## SHORT TASK
Using the listing below, please gather every line containing the word "body".

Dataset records
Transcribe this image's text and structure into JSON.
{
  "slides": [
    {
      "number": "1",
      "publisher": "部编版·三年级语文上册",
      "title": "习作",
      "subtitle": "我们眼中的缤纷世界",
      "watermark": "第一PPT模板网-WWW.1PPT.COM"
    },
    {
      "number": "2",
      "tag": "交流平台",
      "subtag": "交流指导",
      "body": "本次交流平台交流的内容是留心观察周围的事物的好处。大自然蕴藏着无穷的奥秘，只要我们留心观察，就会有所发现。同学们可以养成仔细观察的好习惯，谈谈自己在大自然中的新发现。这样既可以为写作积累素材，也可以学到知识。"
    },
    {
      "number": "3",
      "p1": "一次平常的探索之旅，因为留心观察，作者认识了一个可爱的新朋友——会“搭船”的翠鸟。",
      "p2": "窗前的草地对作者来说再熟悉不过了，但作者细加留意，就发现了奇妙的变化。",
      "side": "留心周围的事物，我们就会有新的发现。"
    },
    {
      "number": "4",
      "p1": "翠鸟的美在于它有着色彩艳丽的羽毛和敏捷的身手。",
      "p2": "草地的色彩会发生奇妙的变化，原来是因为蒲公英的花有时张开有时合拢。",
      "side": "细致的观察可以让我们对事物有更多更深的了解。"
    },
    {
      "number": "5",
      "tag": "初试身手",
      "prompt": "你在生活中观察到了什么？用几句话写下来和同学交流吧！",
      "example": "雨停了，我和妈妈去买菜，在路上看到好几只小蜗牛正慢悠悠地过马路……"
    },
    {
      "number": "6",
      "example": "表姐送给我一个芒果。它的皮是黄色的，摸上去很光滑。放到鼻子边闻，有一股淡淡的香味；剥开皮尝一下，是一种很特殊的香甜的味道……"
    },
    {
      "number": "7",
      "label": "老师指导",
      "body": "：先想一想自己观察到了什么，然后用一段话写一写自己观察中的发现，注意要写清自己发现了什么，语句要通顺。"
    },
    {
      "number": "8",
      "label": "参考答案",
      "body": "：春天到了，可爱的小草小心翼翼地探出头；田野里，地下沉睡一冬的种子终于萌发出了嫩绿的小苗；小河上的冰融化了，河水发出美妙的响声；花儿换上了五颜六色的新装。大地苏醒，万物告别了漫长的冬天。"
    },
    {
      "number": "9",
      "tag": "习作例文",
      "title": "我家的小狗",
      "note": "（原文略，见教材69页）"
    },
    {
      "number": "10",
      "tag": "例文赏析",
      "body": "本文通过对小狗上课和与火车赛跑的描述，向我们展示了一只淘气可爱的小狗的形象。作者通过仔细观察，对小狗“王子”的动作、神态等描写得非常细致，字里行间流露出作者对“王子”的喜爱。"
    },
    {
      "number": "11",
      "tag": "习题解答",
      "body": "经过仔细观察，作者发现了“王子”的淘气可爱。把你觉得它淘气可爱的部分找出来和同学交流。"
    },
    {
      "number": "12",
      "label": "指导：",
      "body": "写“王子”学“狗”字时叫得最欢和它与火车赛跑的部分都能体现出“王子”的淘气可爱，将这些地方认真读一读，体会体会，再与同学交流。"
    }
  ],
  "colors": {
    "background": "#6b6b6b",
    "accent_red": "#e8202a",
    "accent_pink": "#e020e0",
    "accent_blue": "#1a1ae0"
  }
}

## TASK SOLUTION
      "body": "本次交流平台交流的内容是留心观察周围的事物的好处。大自然蕴藏着无穷的奥秘，只要我们留心观察，就会有所发现。同学们可以养成仔细观察的好习惯，谈谈自己在大自然中的新发现。这样既可以为写作积累素材，也可以学到知识。"
      "body": "：先想一想自己观察到了什么，然后用一段话写一写自己观察中的发现，注意要写清自己发现了什么，语句要通顺。"
      "body": "：春天到了，可爱的小草小心翼翼地探出头；田野里，地下沉睡一冬的种子终于萌发出了嫩绿的小苗；小河上的冰融化了，河水发出美妙的响声；花儿换上了五颜六色的新装。大地苏醒，万物告别了漫长的冬天。"
      "body": "本文通过对小狗上课和与火车赛跑的描述，向我们展示了一只淘气可爱的小狗的形象。作者通过仔细观察，对小狗“王子”的动作、神态等描写得非常细致，字里行间流露出作者对“王子”的喜爱。"
      "body": "经过仔细观察，作者发现了“王子”的淘气可爱。把你觉得它淘气可爱的部分找出来和同学交流。"
      "body": "写“王子”学“狗”字时叫得最欢和它与火车赛跑的部分都能体现出“王子”的淘气可爱，将这些地方认真读一读，体会体会，再与同学交流。"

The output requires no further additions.